>>>>

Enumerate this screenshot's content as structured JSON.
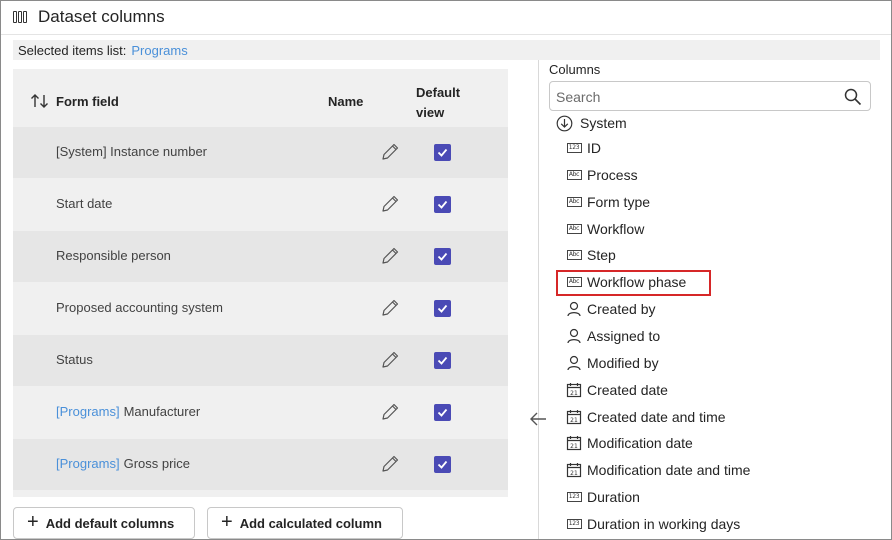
{
  "window": {
    "title": "Dataset columns",
    "title_icon": "columns-icon"
  },
  "selected_list": {
    "label": "Selected items list:",
    "value": "Programs"
  },
  "table": {
    "headers": {
      "form_field": "Form field",
      "name": "Name",
      "default_view_line1": "Default",
      "default_view_line2": "view"
    },
    "rows": [
      {
        "prefix": "",
        "label": "[System] Instance number",
        "checked": true
      },
      {
        "prefix": "",
        "label": "Start date",
        "checked": true
      },
      {
        "prefix": "",
        "label": "Responsible person",
        "checked": true
      },
      {
        "prefix": "",
        "label": "Proposed accounting system",
        "checked": true
      },
      {
        "prefix": "",
        "label": "Status",
        "checked": true
      },
      {
        "prefix": "[Programs]",
        "label": "Manufacturer",
        "checked": true
      },
      {
        "prefix": "[Programs]",
        "label": "Gross price",
        "checked": true
      }
    ]
  },
  "buttons": {
    "add_default": "Add default columns",
    "add_calculated": "Add calculated column"
  },
  "columns_panel": {
    "header": "Columns",
    "search_placeholder": "Search",
    "group": "System",
    "items": [
      {
        "label": "ID",
        "icon": "number-icon"
      },
      {
        "label": "Process",
        "icon": "text-icon"
      },
      {
        "label": "Form type",
        "icon": "text-icon"
      },
      {
        "label": "Workflow",
        "icon": "text-icon"
      },
      {
        "label": "Step",
        "icon": "text-icon"
      },
      {
        "label": "Workflow phase",
        "icon": "text-icon",
        "highlighted": true
      },
      {
        "label": "Created by",
        "icon": "person-icon"
      },
      {
        "label": "Assigned to",
        "icon": "person-icon"
      },
      {
        "label": "Modified by",
        "icon": "person-icon"
      },
      {
        "label": "Created date",
        "icon": "calendar-icon"
      },
      {
        "label": "Created date and time",
        "icon": "calendar-icon"
      },
      {
        "label": "Modification date",
        "icon": "calendar-icon"
      },
      {
        "label": "Modification date and time",
        "icon": "calendar-icon"
      },
      {
        "label": "Duration",
        "icon": "number-icon"
      },
      {
        "label": "Duration in working days",
        "icon": "number-icon"
      }
    ]
  },
  "colors": {
    "accent": "#4a4ab5",
    "link": "#4a90d9",
    "highlight_border": "#d62728",
    "row_alt": "#e6e6e6"
  }
}
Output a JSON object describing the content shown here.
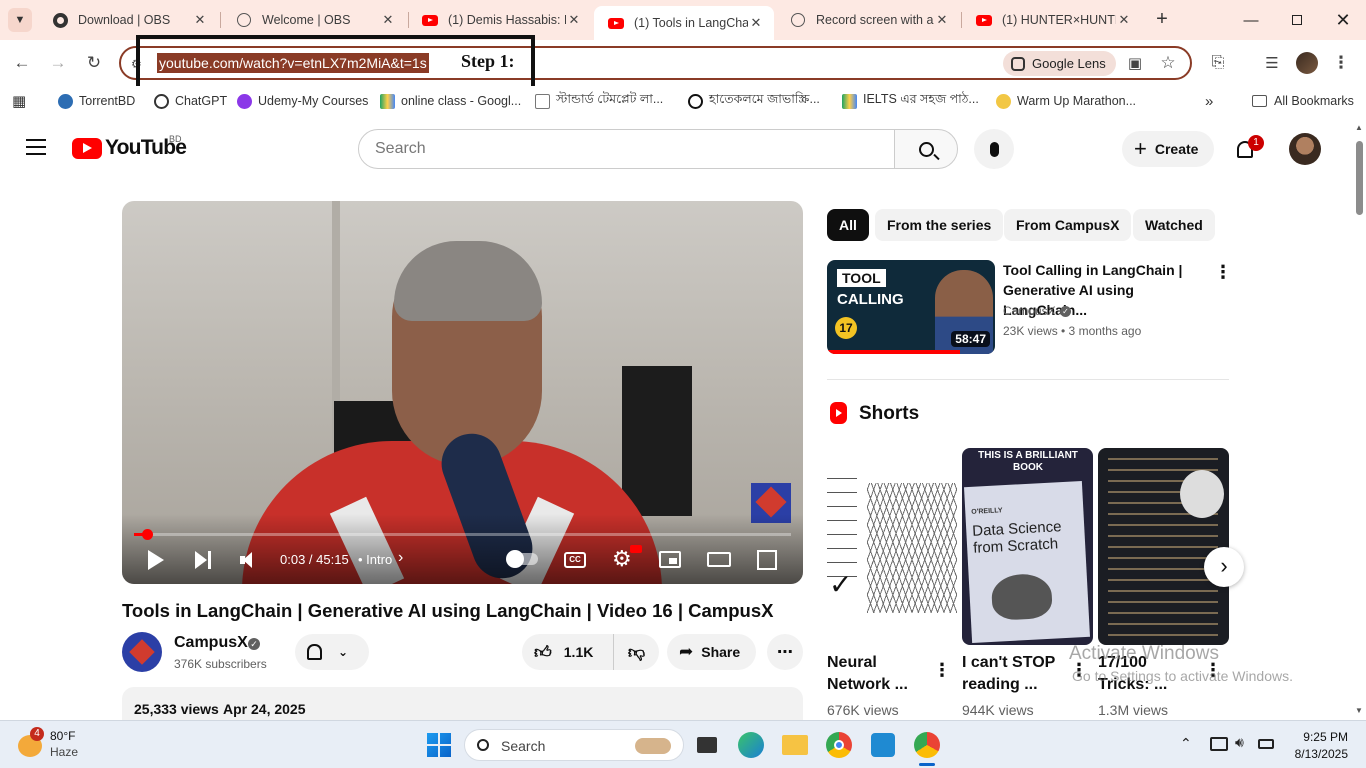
{
  "browser": {
    "tabs": [
      {
        "title": "Download | OBS",
        "icon": "obs-icon"
      },
      {
        "title": "Welcome | OBS",
        "icon": "globe-icon"
      },
      {
        "title": "(1) Demis Hassabis: D",
        "icon": "youtube-icon"
      },
      {
        "title": "(1) Tools in LangChai",
        "icon": "youtube-icon",
        "active": true
      },
      {
        "title": "Record screen with a",
        "icon": "globe-icon"
      },
      {
        "title": "(1) HUNTER×HUNTER",
        "icon": "youtube-icon"
      }
    ],
    "url": "youtube.com/watch?v=etnLX7m2MiA&t=1s",
    "annotation": "Step 1:",
    "lens_label": "Google Lens",
    "bookmarks": [
      "TorrentBD",
      "ChatGPT",
      "Udemy-My Courses",
      "online class - Googl...",
      "স্টান্ডার্ড টেমপ্লেট লা...",
      "হাতেকলমে জাভাস্ক্রি...",
      "IELTS এর সহজ পাঠ...",
      "Warm Up Marathon..."
    ],
    "all_bookmarks": "All Bookmarks"
  },
  "youtube": {
    "logo_text": "YouTube",
    "country": "BD",
    "search_placeholder": "Search",
    "create_label": "Create",
    "notification_count": "1",
    "player": {
      "time": "0:03 / 45:15",
      "chapter": "• Intro",
      "progress": 0.02
    },
    "video": {
      "title": "Tools in LangChain | Generative AI using LangChain | Video 16 | CampusX",
      "channel": "CampusX",
      "subscribers": "376K subscribers",
      "likes": "1.1K",
      "share": "Share",
      "views": "25,333 views",
      "date": "Apr 24, 2025"
    },
    "chips": [
      "All",
      "From the series",
      "From CampusX",
      "Watched"
    ],
    "recommended": {
      "title": "Tool Calling in LangChain | Generative AI using LangChain...",
      "channel": "CampusX",
      "stats": "23K views • 3 months ago",
      "duration": "58:47",
      "thumb_text_1": "TOOL",
      "thumb_text_2": "CALLING",
      "thumb_num": "17"
    },
    "shorts_label": "Shorts",
    "shorts": [
      {
        "title": "Neural Network ...",
        "views": "676K views"
      },
      {
        "title": "I can't STOP reading ...",
        "views": "944K views",
        "thumb_top": "THIS IS A BRILLIANT BOOK",
        "book_title": "Data Science from Scratch",
        "book_publisher": "O'REILLY"
      },
      {
        "title": "17/100 Tricks: ...",
        "views": "1.3M views"
      }
    ],
    "watermark_1": "Activate Windows",
    "watermark_2": "Go to Settings to activate Windows."
  },
  "taskbar": {
    "weather_temp": "80°F",
    "weather_desc": "Haze",
    "weather_badge": "4",
    "search": "Search",
    "time": "9:25 PM",
    "date": "8/13/2025"
  }
}
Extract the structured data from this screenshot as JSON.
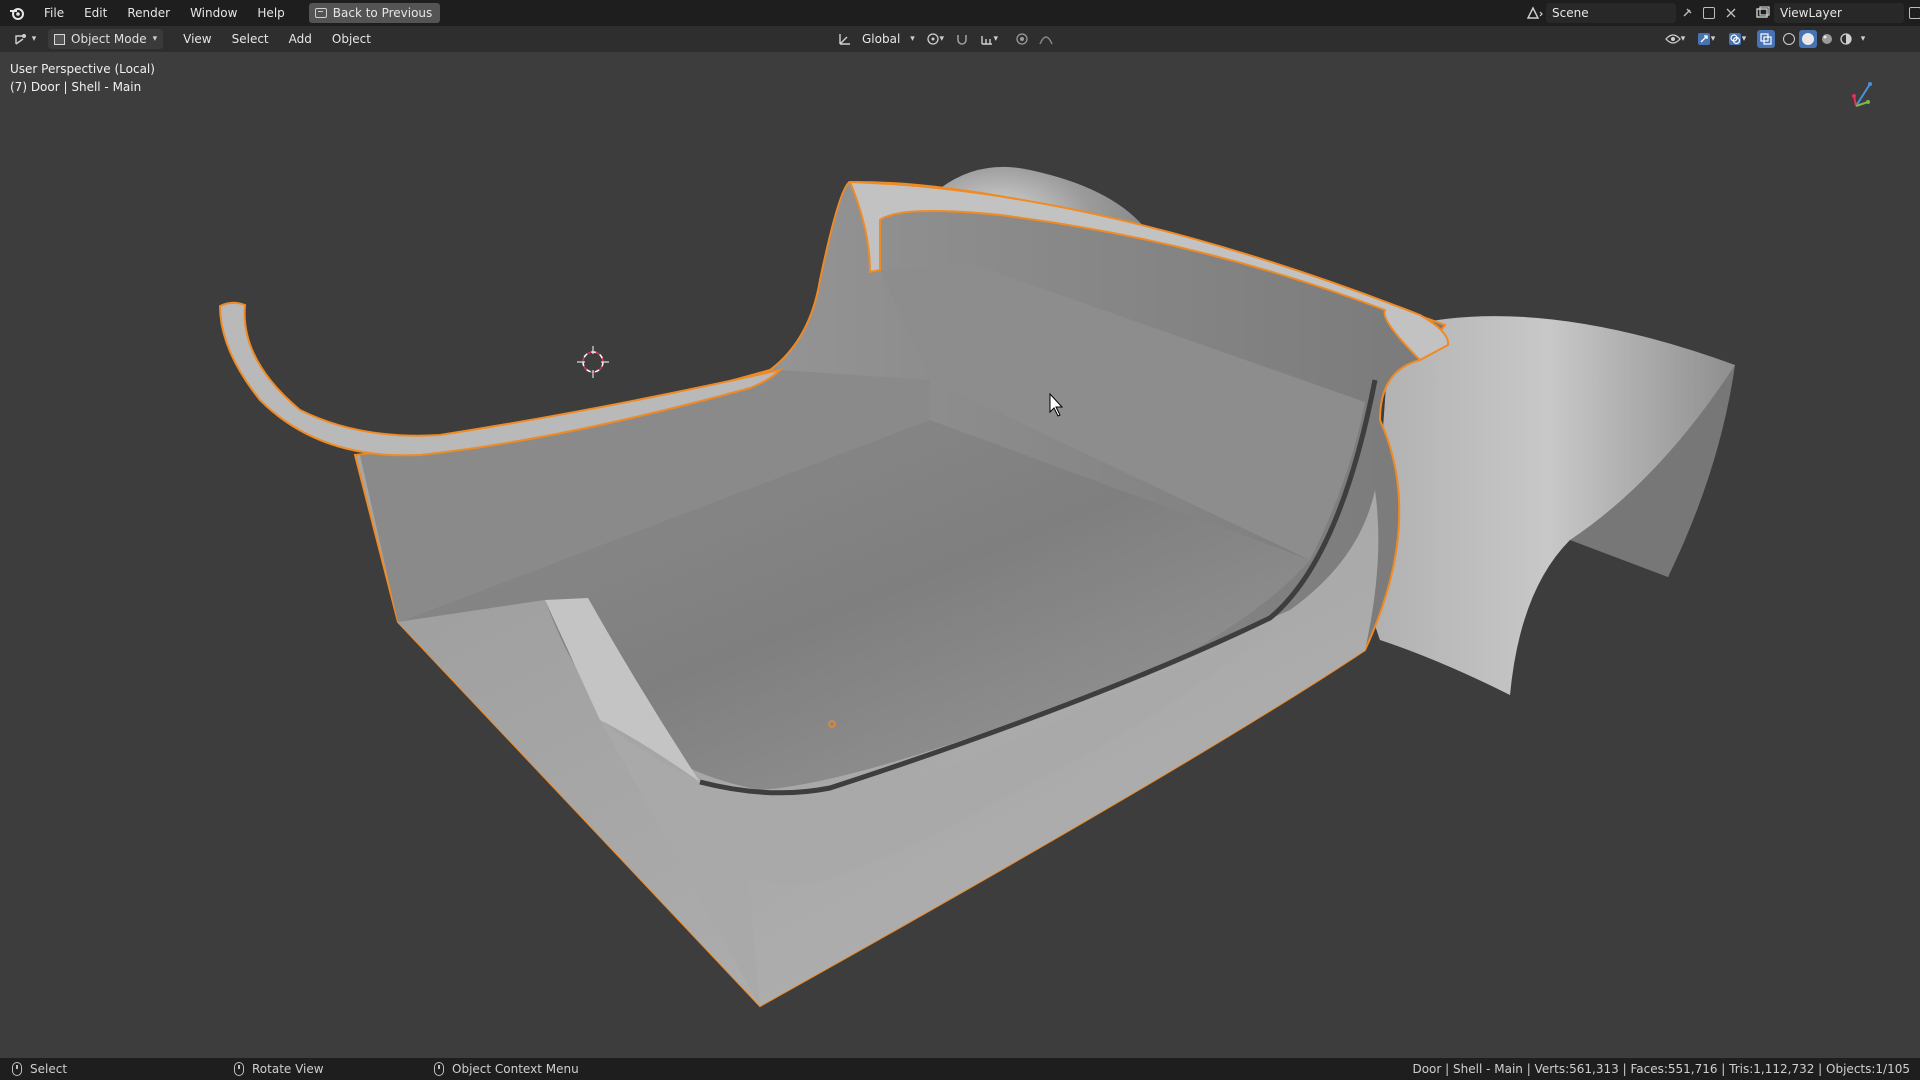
{
  "topbar": {
    "menu": [
      "File",
      "Edit",
      "Render",
      "Window",
      "Help"
    ],
    "back_button": "Back to Previous",
    "scene_name": "Scene",
    "view_layer": "ViewLayer"
  },
  "viewport_header": {
    "mode": "Object Mode",
    "menu": [
      "View",
      "Select",
      "Add",
      "Object"
    ],
    "transform_orientation": "Global"
  },
  "viewport": {
    "perspective_label": "User Perspective (Local)",
    "object_label": "(7) Door | Shell - Main"
  },
  "statusbar": {
    "select": "Select",
    "rotate": "Rotate View",
    "context_menu": "Object Context Menu",
    "stats": "Door | Shell - Main | Verts:561,313 | Faces:551,716 | Tris:1,112,732 | Objects:1/105"
  },
  "colors": {
    "selection_outline": "#f08a24",
    "viewport_bg": "#3d3d3d",
    "header_bg": "#2e2e2e",
    "topbar_bg": "#1e1e1e",
    "active_button": "#4772b3"
  }
}
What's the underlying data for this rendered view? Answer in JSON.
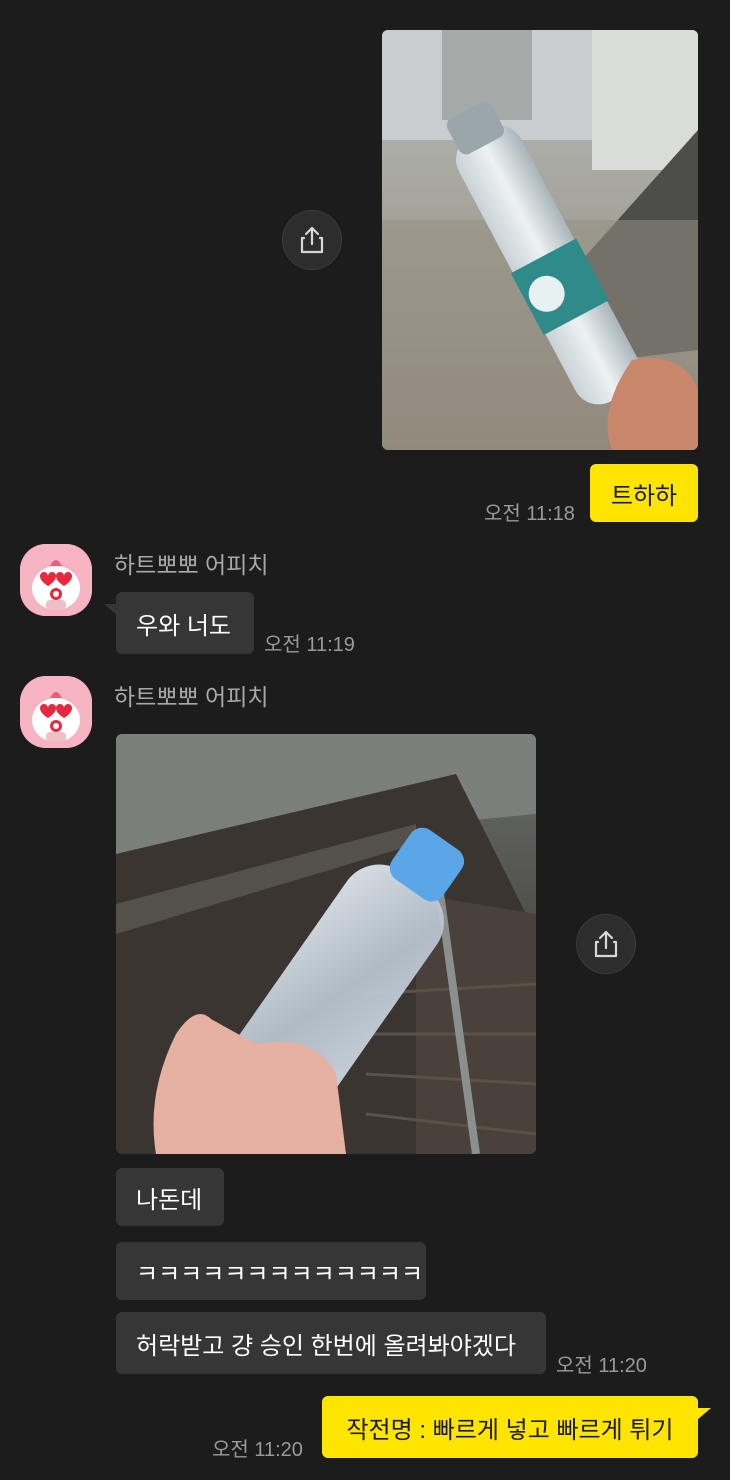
{
  "colors": {
    "background": "#1c1c1c",
    "my_bubble": "#fee500",
    "other_bubble": "#363636",
    "time_text": "#9a9a9a",
    "sender_text": "#a8a8a8"
  },
  "messages": {
    "m1": {
      "type": "image",
      "sender": "me",
      "content": "water-bottle-photo-1"
    },
    "m2": {
      "text": "트하하",
      "time": "오전 11:18"
    },
    "m3": {
      "sender_name": "하트뽀뽀 어피치",
      "text": "우와 너도",
      "time": "오전 11:19"
    },
    "m4": {
      "sender_name": "하트뽀뽀 어피치",
      "image": "water-bottle-photo-2"
    },
    "m5": {
      "text": "나돈데"
    },
    "m6": {
      "text": "ㅋㅋㅋㅋㅋㅋㅋㅋㅋㅋㅋㅋㅋ"
    },
    "m7": {
      "text": "허락받고 걍 승인 한번에 올려봐야겠다",
      "time": "오전 11:20"
    },
    "m8": {
      "text": "작전명 : 빠르게 넣고 빠르게 튀기",
      "time": "오전 11:20"
    }
  },
  "icons": {
    "share": "share-icon",
    "avatar": "apeach-heart-avatar"
  }
}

<<<<

WORK TO BE COMPLETED> Say the number of lines in the listing that hold "Main", with no added words.

COMPLETE ANSWER> 2